TASK GOAL.
Report back each line of the records that contains the string "Coefficient".

RECORDS.

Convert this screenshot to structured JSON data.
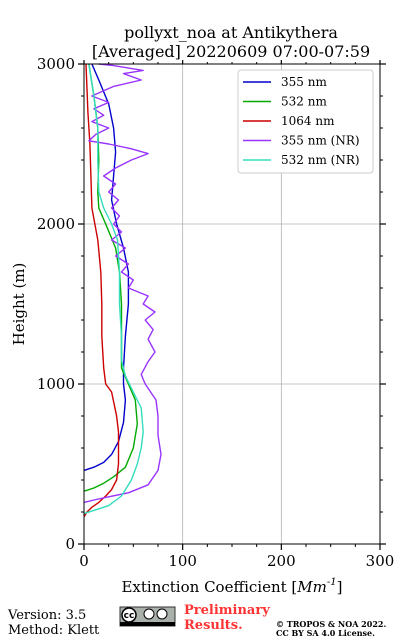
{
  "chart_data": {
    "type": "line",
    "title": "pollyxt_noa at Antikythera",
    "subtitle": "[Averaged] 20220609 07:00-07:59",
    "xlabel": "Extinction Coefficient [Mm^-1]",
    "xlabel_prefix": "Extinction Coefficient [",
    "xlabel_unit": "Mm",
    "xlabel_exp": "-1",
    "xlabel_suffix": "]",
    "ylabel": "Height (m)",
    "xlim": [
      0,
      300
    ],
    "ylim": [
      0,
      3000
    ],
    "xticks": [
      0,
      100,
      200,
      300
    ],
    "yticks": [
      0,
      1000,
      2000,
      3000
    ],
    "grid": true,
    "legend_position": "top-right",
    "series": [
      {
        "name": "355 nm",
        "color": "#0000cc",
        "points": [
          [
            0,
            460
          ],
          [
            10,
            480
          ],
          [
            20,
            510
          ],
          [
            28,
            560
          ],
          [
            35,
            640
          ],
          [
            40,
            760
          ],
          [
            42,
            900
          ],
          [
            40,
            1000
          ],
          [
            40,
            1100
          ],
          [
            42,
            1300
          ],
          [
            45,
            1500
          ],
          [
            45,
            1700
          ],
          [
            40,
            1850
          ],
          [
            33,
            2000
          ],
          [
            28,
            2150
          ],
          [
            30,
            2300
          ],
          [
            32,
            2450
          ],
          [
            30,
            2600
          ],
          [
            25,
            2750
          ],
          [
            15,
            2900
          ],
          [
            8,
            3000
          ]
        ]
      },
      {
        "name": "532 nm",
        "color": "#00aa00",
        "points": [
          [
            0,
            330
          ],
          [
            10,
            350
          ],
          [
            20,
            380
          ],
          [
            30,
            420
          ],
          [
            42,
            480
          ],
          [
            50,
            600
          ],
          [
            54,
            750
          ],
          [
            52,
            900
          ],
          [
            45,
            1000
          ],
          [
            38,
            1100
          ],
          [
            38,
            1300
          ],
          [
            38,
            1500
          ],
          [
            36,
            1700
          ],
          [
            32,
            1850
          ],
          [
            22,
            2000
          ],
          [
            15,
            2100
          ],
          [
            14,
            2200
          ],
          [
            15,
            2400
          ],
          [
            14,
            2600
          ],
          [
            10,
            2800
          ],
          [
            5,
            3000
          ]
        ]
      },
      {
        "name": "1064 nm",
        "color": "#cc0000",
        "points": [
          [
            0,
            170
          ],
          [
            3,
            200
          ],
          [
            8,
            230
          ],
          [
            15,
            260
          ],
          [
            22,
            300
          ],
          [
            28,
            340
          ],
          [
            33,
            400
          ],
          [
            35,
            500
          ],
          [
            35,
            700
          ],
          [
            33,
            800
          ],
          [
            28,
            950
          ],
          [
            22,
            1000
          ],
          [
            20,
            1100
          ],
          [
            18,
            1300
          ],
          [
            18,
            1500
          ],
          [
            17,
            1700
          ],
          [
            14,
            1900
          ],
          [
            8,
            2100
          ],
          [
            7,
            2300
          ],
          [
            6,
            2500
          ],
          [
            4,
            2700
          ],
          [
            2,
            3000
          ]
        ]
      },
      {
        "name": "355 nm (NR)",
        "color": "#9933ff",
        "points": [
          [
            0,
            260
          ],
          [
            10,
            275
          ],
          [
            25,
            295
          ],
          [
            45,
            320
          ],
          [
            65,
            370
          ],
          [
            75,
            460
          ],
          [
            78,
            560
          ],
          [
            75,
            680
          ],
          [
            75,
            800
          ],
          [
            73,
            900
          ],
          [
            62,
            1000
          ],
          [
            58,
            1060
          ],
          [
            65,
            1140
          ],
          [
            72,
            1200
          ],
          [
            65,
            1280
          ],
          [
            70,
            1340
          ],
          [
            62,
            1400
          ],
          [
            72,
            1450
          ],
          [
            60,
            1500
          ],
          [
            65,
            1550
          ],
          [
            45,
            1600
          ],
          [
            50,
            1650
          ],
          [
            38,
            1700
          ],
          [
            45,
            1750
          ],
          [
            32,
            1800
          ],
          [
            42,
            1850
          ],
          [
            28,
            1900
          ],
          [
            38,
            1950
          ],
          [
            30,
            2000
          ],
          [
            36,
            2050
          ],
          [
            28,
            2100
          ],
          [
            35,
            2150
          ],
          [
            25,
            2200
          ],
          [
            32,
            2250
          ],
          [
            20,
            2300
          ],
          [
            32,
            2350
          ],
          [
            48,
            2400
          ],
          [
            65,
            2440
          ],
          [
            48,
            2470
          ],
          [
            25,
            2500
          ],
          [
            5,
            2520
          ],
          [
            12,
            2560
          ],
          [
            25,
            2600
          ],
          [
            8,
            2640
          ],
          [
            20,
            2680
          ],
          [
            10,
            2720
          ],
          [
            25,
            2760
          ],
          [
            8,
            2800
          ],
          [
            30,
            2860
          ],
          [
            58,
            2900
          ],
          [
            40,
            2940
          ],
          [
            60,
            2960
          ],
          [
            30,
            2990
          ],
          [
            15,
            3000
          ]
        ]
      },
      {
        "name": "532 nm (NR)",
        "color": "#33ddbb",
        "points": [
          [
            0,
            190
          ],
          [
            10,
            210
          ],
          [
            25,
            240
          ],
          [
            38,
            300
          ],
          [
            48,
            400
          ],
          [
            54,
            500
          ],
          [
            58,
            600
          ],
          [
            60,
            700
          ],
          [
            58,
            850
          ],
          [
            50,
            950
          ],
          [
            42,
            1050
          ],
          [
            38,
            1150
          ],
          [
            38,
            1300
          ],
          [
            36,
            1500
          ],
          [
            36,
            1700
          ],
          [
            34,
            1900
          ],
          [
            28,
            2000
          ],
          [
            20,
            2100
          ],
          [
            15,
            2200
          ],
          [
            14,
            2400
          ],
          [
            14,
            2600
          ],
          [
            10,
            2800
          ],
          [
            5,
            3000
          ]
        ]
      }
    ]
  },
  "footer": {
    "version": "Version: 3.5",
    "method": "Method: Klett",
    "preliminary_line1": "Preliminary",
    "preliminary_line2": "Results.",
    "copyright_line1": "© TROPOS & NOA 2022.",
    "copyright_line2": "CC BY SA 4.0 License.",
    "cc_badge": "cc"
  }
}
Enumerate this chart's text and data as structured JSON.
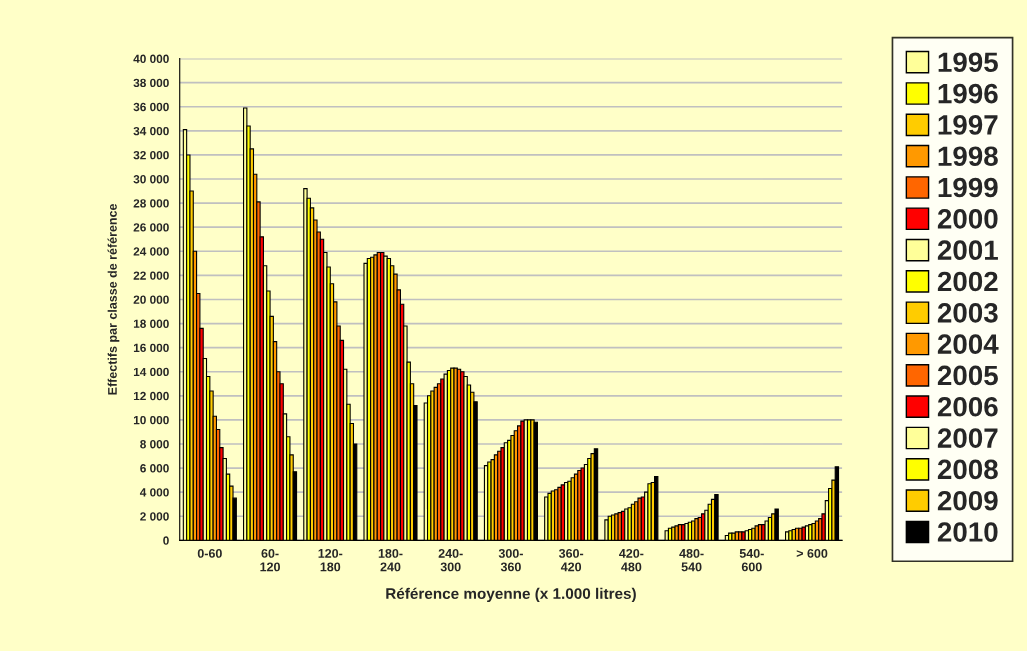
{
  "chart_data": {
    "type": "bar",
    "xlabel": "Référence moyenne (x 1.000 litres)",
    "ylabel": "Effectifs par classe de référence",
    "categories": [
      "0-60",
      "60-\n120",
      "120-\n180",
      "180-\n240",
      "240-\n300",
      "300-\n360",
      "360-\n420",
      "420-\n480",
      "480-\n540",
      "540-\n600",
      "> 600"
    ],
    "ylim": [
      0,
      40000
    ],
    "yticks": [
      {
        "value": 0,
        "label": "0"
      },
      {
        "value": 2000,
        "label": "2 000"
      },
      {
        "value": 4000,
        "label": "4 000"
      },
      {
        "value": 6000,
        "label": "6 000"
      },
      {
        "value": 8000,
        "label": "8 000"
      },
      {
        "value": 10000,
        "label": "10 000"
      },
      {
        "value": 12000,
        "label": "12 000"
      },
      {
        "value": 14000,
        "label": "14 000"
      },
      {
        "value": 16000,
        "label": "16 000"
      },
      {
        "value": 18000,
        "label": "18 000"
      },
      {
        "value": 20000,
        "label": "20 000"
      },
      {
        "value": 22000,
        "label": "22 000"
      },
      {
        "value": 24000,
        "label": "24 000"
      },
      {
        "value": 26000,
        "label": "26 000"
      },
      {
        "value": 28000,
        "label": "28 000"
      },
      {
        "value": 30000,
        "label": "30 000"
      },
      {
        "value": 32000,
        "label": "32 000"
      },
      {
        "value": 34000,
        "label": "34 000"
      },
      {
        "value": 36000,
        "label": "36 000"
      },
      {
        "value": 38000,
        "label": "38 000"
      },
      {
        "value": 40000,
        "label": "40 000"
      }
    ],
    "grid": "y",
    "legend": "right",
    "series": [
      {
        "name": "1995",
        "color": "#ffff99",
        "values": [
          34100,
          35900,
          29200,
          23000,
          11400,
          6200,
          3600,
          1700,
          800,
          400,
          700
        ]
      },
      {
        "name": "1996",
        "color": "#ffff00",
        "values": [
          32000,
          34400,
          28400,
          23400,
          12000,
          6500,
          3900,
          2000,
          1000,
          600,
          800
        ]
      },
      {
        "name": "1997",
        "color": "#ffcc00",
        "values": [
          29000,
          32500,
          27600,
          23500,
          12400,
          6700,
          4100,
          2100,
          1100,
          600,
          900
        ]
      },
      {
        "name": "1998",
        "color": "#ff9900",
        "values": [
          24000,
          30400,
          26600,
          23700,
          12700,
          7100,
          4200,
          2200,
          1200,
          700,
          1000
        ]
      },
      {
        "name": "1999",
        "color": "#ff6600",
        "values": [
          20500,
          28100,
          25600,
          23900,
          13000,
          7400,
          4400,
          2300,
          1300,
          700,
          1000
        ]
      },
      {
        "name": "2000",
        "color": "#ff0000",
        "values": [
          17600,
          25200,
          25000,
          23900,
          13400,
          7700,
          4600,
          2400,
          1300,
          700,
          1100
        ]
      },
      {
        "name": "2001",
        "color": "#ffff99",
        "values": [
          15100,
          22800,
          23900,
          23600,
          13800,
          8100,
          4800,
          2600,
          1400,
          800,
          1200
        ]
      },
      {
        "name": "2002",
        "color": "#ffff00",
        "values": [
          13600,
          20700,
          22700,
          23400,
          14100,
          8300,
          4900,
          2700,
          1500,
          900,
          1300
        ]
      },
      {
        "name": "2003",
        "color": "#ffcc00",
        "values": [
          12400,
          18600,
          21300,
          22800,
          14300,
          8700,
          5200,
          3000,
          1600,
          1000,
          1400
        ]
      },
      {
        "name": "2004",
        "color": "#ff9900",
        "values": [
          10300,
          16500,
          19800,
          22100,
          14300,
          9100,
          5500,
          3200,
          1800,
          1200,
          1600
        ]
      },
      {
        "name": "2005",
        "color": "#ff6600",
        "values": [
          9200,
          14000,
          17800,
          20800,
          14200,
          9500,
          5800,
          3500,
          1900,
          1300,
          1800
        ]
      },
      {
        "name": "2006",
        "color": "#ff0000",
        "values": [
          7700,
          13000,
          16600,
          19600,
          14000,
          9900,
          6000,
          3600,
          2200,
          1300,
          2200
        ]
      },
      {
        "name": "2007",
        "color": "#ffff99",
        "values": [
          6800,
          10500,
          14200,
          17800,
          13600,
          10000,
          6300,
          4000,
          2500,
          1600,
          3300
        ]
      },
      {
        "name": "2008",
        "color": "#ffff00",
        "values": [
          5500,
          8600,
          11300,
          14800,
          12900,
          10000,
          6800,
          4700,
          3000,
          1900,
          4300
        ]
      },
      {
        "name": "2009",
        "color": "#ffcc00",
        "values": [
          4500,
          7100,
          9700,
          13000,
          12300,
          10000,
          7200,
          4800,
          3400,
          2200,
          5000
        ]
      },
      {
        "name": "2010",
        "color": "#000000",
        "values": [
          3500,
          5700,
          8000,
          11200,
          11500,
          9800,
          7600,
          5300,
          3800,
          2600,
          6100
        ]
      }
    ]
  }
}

ANSWER TO THE TASK.
    "xlabel": "Extinction Coefficient [Mm^-1]",
    "xlabel_prefix": "Extinction Coefficient [",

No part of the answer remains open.